◆ What is asked ◆
Print the listing below exactly.
---------- Raw data ----------
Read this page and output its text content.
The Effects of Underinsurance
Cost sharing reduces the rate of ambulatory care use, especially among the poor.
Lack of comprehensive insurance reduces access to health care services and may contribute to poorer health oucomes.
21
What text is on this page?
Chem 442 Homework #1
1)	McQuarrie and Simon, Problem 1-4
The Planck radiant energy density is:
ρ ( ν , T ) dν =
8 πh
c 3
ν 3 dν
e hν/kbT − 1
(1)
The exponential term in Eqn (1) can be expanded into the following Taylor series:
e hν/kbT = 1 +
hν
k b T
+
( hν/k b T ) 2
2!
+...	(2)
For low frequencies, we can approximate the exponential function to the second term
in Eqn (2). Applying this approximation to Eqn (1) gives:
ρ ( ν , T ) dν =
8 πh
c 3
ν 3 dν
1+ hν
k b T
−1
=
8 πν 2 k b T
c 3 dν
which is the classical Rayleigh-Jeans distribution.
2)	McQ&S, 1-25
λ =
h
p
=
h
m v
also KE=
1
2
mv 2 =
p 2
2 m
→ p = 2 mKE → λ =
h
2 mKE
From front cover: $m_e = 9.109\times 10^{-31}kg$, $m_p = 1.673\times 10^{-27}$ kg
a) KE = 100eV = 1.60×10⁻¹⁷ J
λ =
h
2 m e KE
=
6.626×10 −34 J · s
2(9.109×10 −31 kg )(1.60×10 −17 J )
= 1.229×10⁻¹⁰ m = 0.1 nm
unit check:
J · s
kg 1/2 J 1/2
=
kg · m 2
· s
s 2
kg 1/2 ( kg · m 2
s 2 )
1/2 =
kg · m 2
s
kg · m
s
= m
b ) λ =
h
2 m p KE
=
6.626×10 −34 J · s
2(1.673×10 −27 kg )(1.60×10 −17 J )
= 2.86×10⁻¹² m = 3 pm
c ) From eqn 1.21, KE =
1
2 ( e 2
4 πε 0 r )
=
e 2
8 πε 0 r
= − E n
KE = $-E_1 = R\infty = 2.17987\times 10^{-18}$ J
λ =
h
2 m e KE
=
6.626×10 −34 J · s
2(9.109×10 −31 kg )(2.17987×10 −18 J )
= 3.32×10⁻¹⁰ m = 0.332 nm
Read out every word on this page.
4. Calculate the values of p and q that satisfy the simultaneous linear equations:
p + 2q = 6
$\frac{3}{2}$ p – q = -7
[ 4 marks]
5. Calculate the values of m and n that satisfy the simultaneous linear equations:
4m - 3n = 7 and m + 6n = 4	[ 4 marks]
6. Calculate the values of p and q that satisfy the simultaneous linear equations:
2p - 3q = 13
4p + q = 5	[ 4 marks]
----------
◆ Solution ◆
Read this page and output its text content.
The Effects of Underinsurance
Cost sharing reduces the rate of ambulatory care use, especially among the poor.
Lack of comprehensive insurance reduces access to health care services and may contribute to poorer health oucomes.
21
What text is on this page?
Chem 442 Homework #1
1)	McQuarrie and Simon, Problem 1-4
The Planck radiant energy density is:
ρ ( ν , T ) dν =
8 πh
c 3
ν 3 dν
e hν/kbT − 1
(1)
The exponential term in Eqn (1) can be expanded into the following Taylor series:
e hν/kbT = 1 +
hν
k b T
+
( hν/k b T ) 2
2!
+...	(2)
For low frequencies, we can approximate the exponential function to the second term
in Eqn (2). Applying this approximation to Eqn (1) gives:
ρ ( ν , T ) dν =
8 πh
c 3
ν 3 dν
1+ hν
k b T
−1
=
8 πν 2 k b T
c 3 dν
which is the classical Rayleigh-Jeans distribution.
2)	McQ&S, 1-25
λ =
h
p
=
h
m v
also KE=
1
2
mv 2 =
p 2
2 m
→ p = 2 mKE → λ =
h
2 mKE
From front cover: $m_e = 9.109\times 10^{-31}kg$, $m_p = 1.673\times 10^{-27}$ kg
a) KE = 100eV = 1.60×10⁻¹⁷ J
λ =
h
2 m e KE
=
6.626×10 −34 J · s
2(9.109×10 −31 kg )(1.60×10 −17 J )
= 1.229×10⁻¹⁰ m = 0.1 nm
unit check:
J · s
kg 1/2 J 1/2
=
kg · m 2
· s
s 2
kg 1/2 ( kg · m 2
s 2 )
1/2 =
kg · m 2
s
kg · m
s
= m
b ) λ =
h
2 m p KE
=
6.626×10 −34 J · s
2(1.673×10 −27 kg )(1.60×10 −17 J )
= 2.86×10⁻¹² m = 3 pm
c ) From eqn 1.21, KE =
1
2 ( e 2
4 πε 0 r )
=
e 2
8 πε 0 r
= − E n
KE = $-E_1 = R\infty = 2.17987\times 10^{-18}$ J
λ =
h
2 m e KE
=
6.626×10 −34 J · s
2(9.109×10 −31 kg )(2.17987×10 −18 J )
= 3.32×10⁻¹⁰ m = 0.332 nm
Read out every word on this page.
4. Calculate the values of p and q that satisfy the simultaneous linear equations:
p + 2q = 6
$\frac{3}{2}$ p – q = -7
[ 4 marks]
5. Calculate the values of m and n that satisfy the simultaneous linear equations:
4m - 3n = 7 and m + 6n = 4	[ 4 marks]
6. Calculate the values of p and q that satisfy the simultaneous linear equations:
2p - 3q = 13
4p + q = 5	[ 4 marks]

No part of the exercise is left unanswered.